* BEGIN DATASET EXTRACT *

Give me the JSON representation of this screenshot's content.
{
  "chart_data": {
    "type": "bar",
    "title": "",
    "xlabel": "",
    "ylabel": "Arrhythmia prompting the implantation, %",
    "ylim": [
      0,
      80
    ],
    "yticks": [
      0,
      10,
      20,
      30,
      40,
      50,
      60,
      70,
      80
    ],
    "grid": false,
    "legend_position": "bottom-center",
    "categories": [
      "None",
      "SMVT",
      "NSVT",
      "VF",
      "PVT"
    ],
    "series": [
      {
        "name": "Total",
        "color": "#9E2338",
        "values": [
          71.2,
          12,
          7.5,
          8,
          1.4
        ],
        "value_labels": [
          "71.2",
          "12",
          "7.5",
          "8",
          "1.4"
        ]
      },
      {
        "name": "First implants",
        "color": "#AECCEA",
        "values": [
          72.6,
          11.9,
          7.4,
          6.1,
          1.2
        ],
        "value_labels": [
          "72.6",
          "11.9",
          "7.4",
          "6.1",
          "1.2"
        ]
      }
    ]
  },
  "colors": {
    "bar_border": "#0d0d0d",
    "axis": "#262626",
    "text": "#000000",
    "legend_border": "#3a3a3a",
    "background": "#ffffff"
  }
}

* END DATASET EXTRACT *

Please repeat the listing exactly, with nothing left out.

Give me the JSON representation of this screenshot's content.
{
  "chart_data": {
    "type": "bar",
    "title": "",
    "xlabel": "",
    "ylabel": "Arrhythmia prompting the implantation, %",
    "ylim": [
      0,
      80
    ],
    "yticks": [
      0,
      10,
      20,
      30,
      40,
      50,
      60,
      70,
      80
    ],
    "grid": false,
    "legend_position": "bottom-center",
    "categories": [
      "None",
      "SMVT",
      "NSVT",
      "VF",
      "PVT"
    ],
    "series": [
      {
        "name": "Total",
        "color": "#9E2338",
        "values": [
          71.2,
          12,
          7.5,
          8,
          1.4
        ],
        "value_labels": [
          "71.2",
          "12",
          "7.5",
          "8",
          "1.4"
        ]
      },
      {
        "name": "First implants",
        "color": "#AECCEA",
        "values": [
          72.6,
          11.9,
          7.4,
          6.1,
          1.2
        ],
        "value_labels": [
          "72.6",
          "11.9",
          "7.4",
          "6.1",
          "1.2"
        ]
      }
    ]
  },
  "colors": {
    "bar_border": "#0d0d0d",
    "axis": "#262626",
    "text": "#000000",
    "legend_border": "#3a3a3a",
    "background": "#ffffff"
  }
}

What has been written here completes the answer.